#### SUPPLIED RECORDS ####

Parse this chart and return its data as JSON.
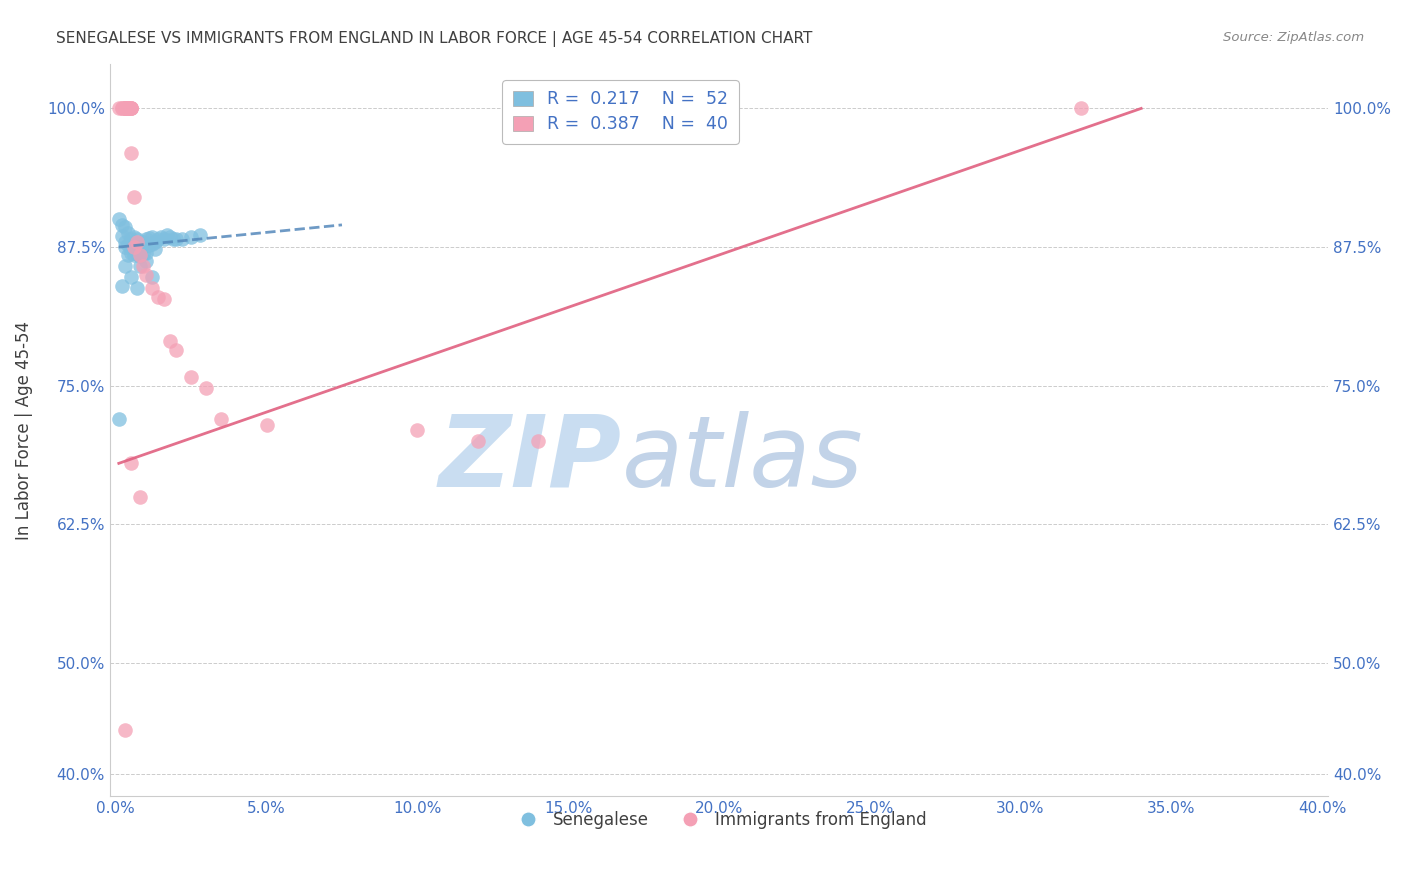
{
  "title": "SENEGALESE VS IMMIGRANTS FROM ENGLAND IN LABOR FORCE | AGE 45-54 CORRELATION CHART",
  "source": "Source: ZipAtlas.com",
  "ylabel_label": "In Labor Force | Age 45-54",
  "xlim": [
    -0.002,
    0.402
  ],
  "ylim": [
    0.38,
    1.04
  ],
  "ytick_positions": [
    0.4,
    0.5,
    0.625,
    0.75,
    0.875,
    1.0
  ],
  "ytick_labels": [
    "40.0%",
    "50.0%",
    "62.5%",
    "75.0%",
    "87.5%",
    "100.0%"
  ],
  "xtick_positions": [
    0.0,
    0.05,
    0.1,
    0.15,
    0.2,
    0.25,
    0.3,
    0.35,
    0.4
  ],
  "xtick_labels": [
    "0.0%",
    "5.0%",
    "10.0%",
    "15.0%",
    "20.0%",
    "25.0%",
    "30.0%",
    "35.0%",
    "40.0%"
  ],
  "blue_color": "#7fbfdf",
  "pink_color": "#f4a0b5",
  "blue_line_color": "#5588bb",
  "pink_line_color": "#e06080",
  "grid_color": "#cccccc",
  "title_color": "#404040",
  "tick_label_color": "#4472c4",
  "right_tick_color": "#4472c4",
  "watermark_zip_color": "#c8dcf0",
  "watermark_atlas_color": "#b0c8e8",
  "legend_r_color": "#4472c4",
  "legend_n_color": "#4472c4",
  "blue_scatter_x": [
    0.001,
    0.002,
    0.002,
    0.003,
    0.003,
    0.003,
    0.004,
    0.004,
    0.005,
    0.005,
    0.005,
    0.006,
    0.006,
    0.006,
    0.006,
    0.007,
    0.007,
    0.007,
    0.008,
    0.008,
    0.008,
    0.009,
    0.009,
    0.009,
    0.01,
    0.01,
    0.01,
    0.011,
    0.011,
    0.012,
    0.012,
    0.013,
    0.013,
    0.014,
    0.015,
    0.016,
    0.017,
    0.018,
    0.019,
    0.02,
    0.022,
    0.025,
    0.028,
    0.003,
    0.004,
    0.005,
    0.007,
    0.008,
    0.01,
    0.012,
    0.002,
    0.001
  ],
  "blue_scatter_y": [
    0.9,
    0.895,
    0.885,
    0.893,
    0.88,
    0.875,
    0.888,
    0.877,
    0.882,
    0.876,
    0.87,
    0.884,
    0.879,
    0.874,
    0.868,
    0.882,
    0.876,
    0.869,
    0.879,
    0.874,
    0.867,
    0.88,
    0.875,
    0.869,
    0.882,
    0.876,
    0.87,
    0.883,
    0.877,
    0.884,
    0.878,
    0.88,
    0.873,
    0.882,
    0.884,
    0.882,
    0.886,
    0.884,
    0.882,
    0.882,
    0.882,
    0.884,
    0.886,
    0.858,
    0.868,
    0.848,
    0.838,
    0.858,
    0.862,
    0.848,
    0.84,
    0.72
  ],
  "pink_scatter_x": [
    0.001,
    0.002,
    0.002,
    0.003,
    0.003,
    0.003,
    0.003,
    0.004,
    0.004,
    0.004,
    0.004,
    0.004,
    0.005,
    0.005,
    0.005,
    0.005,
    0.005,
    0.006,
    0.006,
    0.007,
    0.008,
    0.009,
    0.01,
    0.012,
    0.014,
    0.016,
    0.018,
    0.02,
    0.025,
    0.03,
    0.035,
    0.05,
    0.1,
    0.14,
    0.32,
    0.003,
    0.12,
    0.005,
    0.008,
    0.16
  ],
  "pink_scatter_y": [
    1.0,
    1.0,
    1.0,
    1.0,
    1.0,
    1.0,
    1.0,
    1.0,
    1.0,
    1.0,
    1.0,
    1.0,
    1.0,
    1.0,
    1.0,
    1.0,
    0.96,
    0.92,
    0.875,
    0.88,
    0.868,
    0.858,
    0.85,
    0.838,
    0.83,
    0.828,
    0.79,
    0.782,
    0.758,
    0.748,
    0.72,
    0.715,
    0.71,
    0.7,
    1.0,
    0.44,
    0.7,
    0.68,
    0.65,
    1.0
  ],
  "blue_trendline_x0": 0.001,
  "blue_trendline_x1": 0.075,
  "blue_trendline_y0": 0.875,
  "blue_trendline_y1": 0.895,
  "pink_trendline_x0": 0.001,
  "pink_trendline_x1": 0.34,
  "pink_trendline_y0": 0.68,
  "pink_trendline_y1": 1.0
}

####

- [PROBLEM STATEMENT] Reproduce the entries above without change, omitting all pictures.

- [ANSWER TO THE PROBLEM]
Parse this chart and return its data as JSON.
{
  "title": "SENEGALESE VS IMMIGRANTS FROM ENGLAND IN LABOR FORCE | AGE 45-54 CORRELATION CHART",
  "source": "Source: ZipAtlas.com",
  "ylabel_label": "In Labor Force | Age 45-54",
  "xlim": [
    -0.002,
    0.402
  ],
  "ylim": [
    0.38,
    1.04
  ],
  "ytick_positions": [
    0.4,
    0.5,
    0.625,
    0.75,
    0.875,
    1.0
  ],
  "ytick_labels": [
    "40.0%",
    "50.0%",
    "62.5%",
    "75.0%",
    "87.5%",
    "100.0%"
  ],
  "xtick_positions": [
    0.0,
    0.05,
    0.1,
    0.15,
    0.2,
    0.25,
    0.3,
    0.35,
    0.4
  ],
  "xtick_labels": [
    "0.0%",
    "5.0%",
    "10.0%",
    "15.0%",
    "20.0%",
    "25.0%",
    "30.0%",
    "35.0%",
    "40.0%"
  ],
  "blue_color": "#7fbfdf",
  "pink_color": "#f4a0b5",
  "blue_line_color": "#5588bb",
  "pink_line_color": "#e06080",
  "grid_color": "#cccccc",
  "title_color": "#404040",
  "tick_label_color": "#4472c4",
  "right_tick_color": "#4472c4",
  "watermark_zip_color": "#c8dcf0",
  "watermark_atlas_color": "#b0c8e8",
  "legend_r_color": "#4472c4",
  "legend_n_color": "#4472c4",
  "blue_scatter_x": [
    0.001,
    0.002,
    0.002,
    0.003,
    0.003,
    0.003,
    0.004,
    0.004,
    0.005,
    0.005,
    0.005,
    0.006,
    0.006,
    0.006,
    0.006,
    0.007,
    0.007,
    0.007,
    0.008,
    0.008,
    0.008,
    0.009,
    0.009,
    0.009,
    0.01,
    0.01,
    0.01,
    0.011,
    0.011,
    0.012,
    0.012,
    0.013,
    0.013,
    0.014,
    0.015,
    0.016,
    0.017,
    0.018,
    0.019,
    0.02,
    0.022,
    0.025,
    0.028,
    0.003,
    0.004,
    0.005,
    0.007,
    0.008,
    0.01,
    0.012,
    0.002,
    0.001
  ],
  "blue_scatter_y": [
    0.9,
    0.895,
    0.885,
    0.893,
    0.88,
    0.875,
    0.888,
    0.877,
    0.882,
    0.876,
    0.87,
    0.884,
    0.879,
    0.874,
    0.868,
    0.882,
    0.876,
    0.869,
    0.879,
    0.874,
    0.867,
    0.88,
    0.875,
    0.869,
    0.882,
    0.876,
    0.87,
    0.883,
    0.877,
    0.884,
    0.878,
    0.88,
    0.873,
    0.882,
    0.884,
    0.882,
    0.886,
    0.884,
    0.882,
    0.882,
    0.882,
    0.884,
    0.886,
    0.858,
    0.868,
    0.848,
    0.838,
    0.858,
    0.862,
    0.848,
    0.84,
    0.72
  ],
  "pink_scatter_x": [
    0.001,
    0.002,
    0.002,
    0.003,
    0.003,
    0.003,
    0.003,
    0.004,
    0.004,
    0.004,
    0.004,
    0.004,
    0.005,
    0.005,
    0.005,
    0.005,
    0.005,
    0.006,
    0.006,
    0.007,
    0.008,
    0.009,
    0.01,
    0.012,
    0.014,
    0.016,
    0.018,
    0.02,
    0.025,
    0.03,
    0.035,
    0.05,
    0.1,
    0.14,
    0.32,
    0.003,
    0.12,
    0.005,
    0.008,
    0.16
  ],
  "pink_scatter_y": [
    1.0,
    1.0,
    1.0,
    1.0,
    1.0,
    1.0,
    1.0,
    1.0,
    1.0,
    1.0,
    1.0,
    1.0,
    1.0,
    1.0,
    1.0,
    1.0,
    0.96,
    0.92,
    0.875,
    0.88,
    0.868,
    0.858,
    0.85,
    0.838,
    0.83,
    0.828,
    0.79,
    0.782,
    0.758,
    0.748,
    0.72,
    0.715,
    0.71,
    0.7,
    1.0,
    0.44,
    0.7,
    0.68,
    0.65,
    1.0
  ],
  "blue_trendline_x0": 0.001,
  "blue_trendline_x1": 0.075,
  "blue_trendline_y0": 0.875,
  "blue_trendline_y1": 0.895,
  "pink_trendline_x0": 0.001,
  "pink_trendline_x1": 0.34,
  "pink_trendline_y0": 0.68,
  "pink_trendline_y1": 1.0
}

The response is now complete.